▶ _EXERCISE AIM_
How many lines of the material below contain the string "Kate"? Answer with the number and nothing else.

Dataset entries
↓

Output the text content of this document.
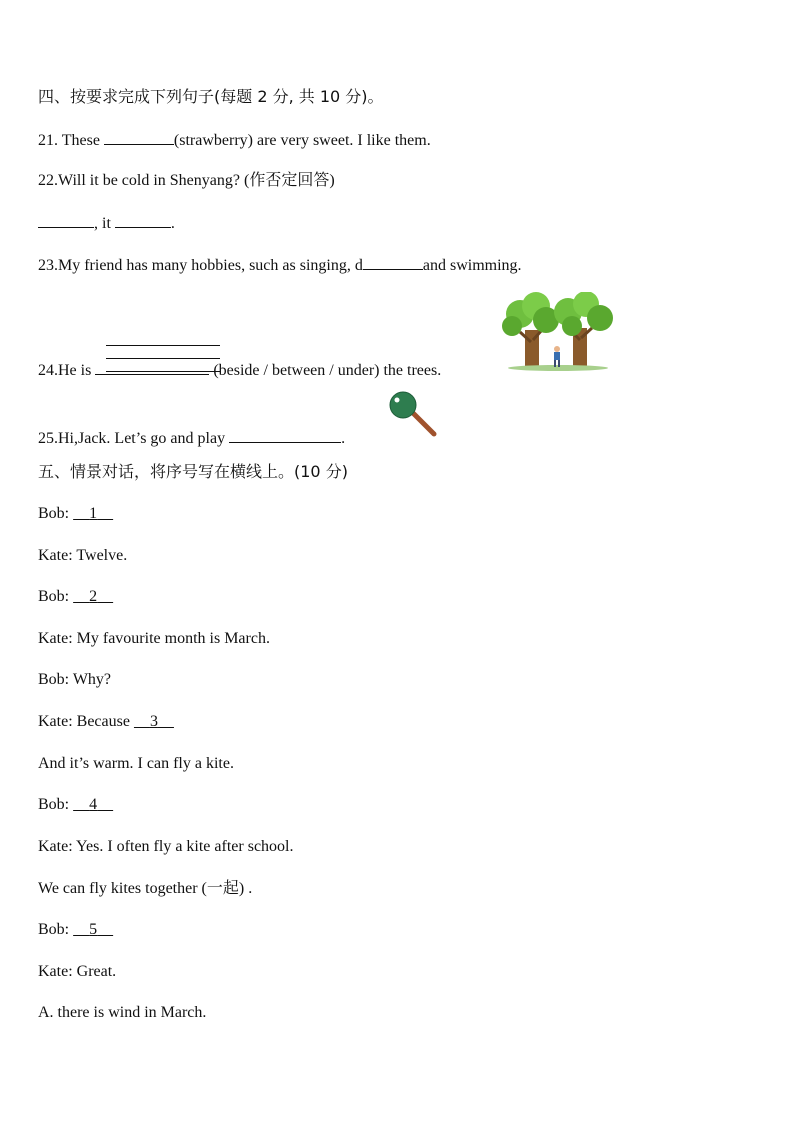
四、按要求完成下列句子(每题 2 分, 共 10 分)。
21. These	(strawberry) are very sweet. I like them.
22.Will it be cold in Shenyang? (作否定回答)
, it	.
23.My friend has many hobbies, such as singing, d	and swimming.
24.He is	(beside / between / under) the trees.
25.Hi,Jack. Let’s go and play	.
五、情景对话，将序号写在横线上。(10 分)
Bob:     1
Kate: Twelve.
Bob:     2
Kate: My favourite month is March.
Bob: Why?
Kate: Because     3
And it’s warm. I can fly a kite.
Bob:     4
Kate: Yes. I often fly a kite after school.
We can fly kites together (一起) .
Bob:     5
Kate: Great.
A. there is wind in March.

↑

▶ _TASK RESPONSE_
5